LISTED RECORDS ->
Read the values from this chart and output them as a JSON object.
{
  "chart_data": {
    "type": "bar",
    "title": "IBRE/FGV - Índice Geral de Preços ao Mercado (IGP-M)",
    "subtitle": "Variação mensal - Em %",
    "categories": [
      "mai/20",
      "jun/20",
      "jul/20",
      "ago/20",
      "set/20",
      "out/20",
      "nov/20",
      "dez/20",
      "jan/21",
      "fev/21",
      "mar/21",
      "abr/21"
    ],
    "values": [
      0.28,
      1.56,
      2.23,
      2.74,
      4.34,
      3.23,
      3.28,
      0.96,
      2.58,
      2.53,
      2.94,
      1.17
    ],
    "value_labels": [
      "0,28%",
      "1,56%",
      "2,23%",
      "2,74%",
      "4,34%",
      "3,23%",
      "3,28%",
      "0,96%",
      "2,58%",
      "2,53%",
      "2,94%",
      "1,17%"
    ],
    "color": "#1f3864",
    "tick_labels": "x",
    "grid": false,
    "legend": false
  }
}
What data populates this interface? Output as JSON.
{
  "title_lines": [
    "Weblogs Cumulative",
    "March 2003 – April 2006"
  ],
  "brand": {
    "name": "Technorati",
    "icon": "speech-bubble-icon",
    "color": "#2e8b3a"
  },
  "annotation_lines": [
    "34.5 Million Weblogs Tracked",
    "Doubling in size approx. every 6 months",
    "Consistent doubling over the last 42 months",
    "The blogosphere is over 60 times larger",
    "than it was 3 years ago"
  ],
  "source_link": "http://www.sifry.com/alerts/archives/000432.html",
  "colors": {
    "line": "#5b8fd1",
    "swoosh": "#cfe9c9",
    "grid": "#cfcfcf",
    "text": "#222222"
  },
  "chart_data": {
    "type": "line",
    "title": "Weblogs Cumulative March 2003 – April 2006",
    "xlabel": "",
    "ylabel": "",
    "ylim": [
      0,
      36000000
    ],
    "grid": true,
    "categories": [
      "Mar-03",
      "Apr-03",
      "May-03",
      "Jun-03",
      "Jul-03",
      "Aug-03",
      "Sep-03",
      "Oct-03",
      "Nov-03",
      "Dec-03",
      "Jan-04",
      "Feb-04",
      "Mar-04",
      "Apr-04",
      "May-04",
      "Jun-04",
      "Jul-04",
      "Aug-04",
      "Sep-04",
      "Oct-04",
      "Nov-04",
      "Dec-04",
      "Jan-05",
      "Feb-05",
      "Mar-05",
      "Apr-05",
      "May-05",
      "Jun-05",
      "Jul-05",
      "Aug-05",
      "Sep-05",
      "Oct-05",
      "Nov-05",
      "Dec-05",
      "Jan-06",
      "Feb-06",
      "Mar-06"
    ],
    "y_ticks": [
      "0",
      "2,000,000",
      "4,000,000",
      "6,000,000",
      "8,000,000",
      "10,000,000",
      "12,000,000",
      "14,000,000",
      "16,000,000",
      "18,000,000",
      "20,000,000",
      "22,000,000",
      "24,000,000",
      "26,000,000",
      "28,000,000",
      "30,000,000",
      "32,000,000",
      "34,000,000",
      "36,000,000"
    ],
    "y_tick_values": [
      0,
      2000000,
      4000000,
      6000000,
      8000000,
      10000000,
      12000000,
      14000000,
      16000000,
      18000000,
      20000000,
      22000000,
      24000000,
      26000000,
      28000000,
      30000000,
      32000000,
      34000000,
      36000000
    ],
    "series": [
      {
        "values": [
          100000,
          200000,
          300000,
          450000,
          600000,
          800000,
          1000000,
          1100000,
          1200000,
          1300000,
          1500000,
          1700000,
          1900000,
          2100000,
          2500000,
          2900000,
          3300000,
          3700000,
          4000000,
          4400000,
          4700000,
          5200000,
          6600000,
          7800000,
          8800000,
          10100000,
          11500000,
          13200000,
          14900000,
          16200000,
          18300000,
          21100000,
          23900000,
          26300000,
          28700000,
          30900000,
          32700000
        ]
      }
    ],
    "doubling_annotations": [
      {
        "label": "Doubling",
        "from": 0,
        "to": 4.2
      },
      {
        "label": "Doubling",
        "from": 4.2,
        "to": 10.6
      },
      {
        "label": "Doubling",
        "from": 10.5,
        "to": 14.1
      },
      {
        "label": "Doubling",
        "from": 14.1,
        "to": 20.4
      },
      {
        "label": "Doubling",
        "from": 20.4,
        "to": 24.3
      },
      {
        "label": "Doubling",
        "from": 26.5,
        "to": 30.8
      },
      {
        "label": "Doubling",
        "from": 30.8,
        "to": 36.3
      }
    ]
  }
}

WRITTEN PROBLEM -> All lines above with "over" in them should be returned.

THE OUTPUT ->
    "Consistent doubling over the last 42 months",
    "The blogosphere is over 60 times larger",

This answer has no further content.